### YOUR INSTRUCTIONS
Set every record down verbatim and omit the pictures.

### ITEMS

════════════════════

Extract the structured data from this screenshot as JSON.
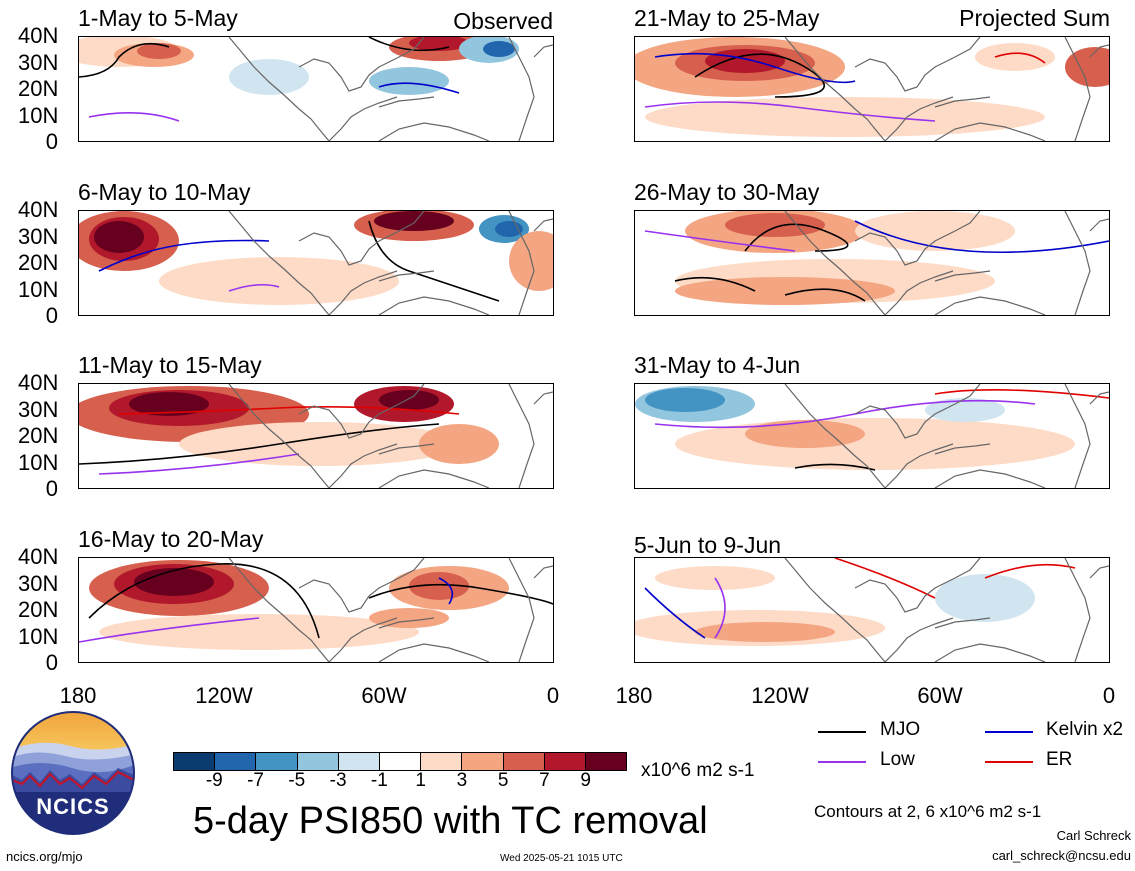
{
  "left_titles": [
    "1-May to 5-May",
    "6-May to 10-May",
    "11-May to 15-May",
    "16-May to 20-May"
  ],
  "right_titles": [
    "21-May to 25-May",
    "26-May to 30-May",
    "31-May to 4-Jun",
    "5-Jun to 9-Jun"
  ],
  "corner_labels": {
    "left": "Observed",
    "right": "Projected Sum"
  },
  "y_ticks": [
    "40N",
    "30N",
    "20N",
    "10N",
    "0"
  ],
  "x_ticks": [
    "180",
    "120W",
    "60W",
    "0"
  ],
  "colorbar": {
    "labels": [
      "-9",
      "-7",
      "-5",
      "-3",
      "-1",
      "1",
      "3",
      "5",
      "7",
      "9"
    ],
    "colors": [
      "#0b3c6f",
      "#2166ac",
      "#4393c3",
      "#92c5de",
      "#d1e5f0",
      "#ffffff",
      "#fddbc7",
      "#f4a582",
      "#d6604d",
      "#b2182b",
      "#67001f"
    ],
    "units": "x10^6 m2 s-1"
  },
  "title": "5-day PSI850 with TC removal",
  "legend": [
    {
      "label": "MJO",
      "color": "#000000"
    },
    {
      "label": "Kelvin x2",
      "color": "#0000cc"
    },
    {
      "label": "Low",
      "color": "#9932ee"
    },
    {
      "label": "ER",
      "color": "#e00000"
    }
  ],
  "contour_note": "Contours at 2, 6 x10^6 m2 s-1",
  "author": "Carl Schreck",
  "email": "carl_schreck@ncsu.edu",
  "site": "ncics.org/mjo",
  "timestamp": "Wed 2025-05-21 1015 UTC",
  "logo_text": "NCICS"
}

════════════════════

### ANSWER FOR THIS EXERCISE
Extract the structured data from this screenshot as JSON.
{
  "left_titles": [
    "1-May to 5-May",
    "6-May to 10-May",
    "11-May to 15-May",
    "16-May to 20-May"
  ],
  "right_titles": [
    "21-May to 25-May",
    "26-May to 30-May",
    "31-May to 4-Jun",
    "5-Jun to 9-Jun"
  ],
  "corner_labels": {
    "left": "Observed",
    "right": "Projected Sum"
  },
  "y_ticks": [
    "40N",
    "30N",
    "20N",
    "10N",
    "0"
  ],
  "x_ticks": [
    "180",
    "120W",
    "60W",
    "0"
  ],
  "colorbar": {
    "labels": [
      "-9",
      "-7",
      "-5",
      "-3",
      "-1",
      "1",
      "3",
      "5",
      "7",
      "9"
    ],
    "colors": [
      "#0b3c6f",
      "#2166ac",
      "#4393c3",
      "#92c5de",
      "#d1e5f0",
      "#ffffff",
      "#fddbc7",
      "#f4a582",
      "#d6604d",
      "#b2182b",
      "#67001f"
    ],
    "units": "x10^6 m2 s-1"
  },
  "title": "5-day PSI850 with TC removal",
  "legend": [
    {
      "label": "MJO",
      "color": "#000000"
    },
    {
      "label": "Kelvin x2",
      "color": "#0000cc"
    },
    {
      "label": "Low",
      "color": "#9932ee"
    },
    {
      "label": "ER",
      "color": "#e00000"
    }
  ],
  "contour_note": "Contours at 2, 6 x10^6 m2 s-1",
  "author": "Carl Schreck",
  "email": "carl_schreck@ncsu.edu",
  "site": "ncics.org/mjo",
  "timestamp": "Wed 2025-05-21 1015 UTC",
  "logo_text": "NCICS"
}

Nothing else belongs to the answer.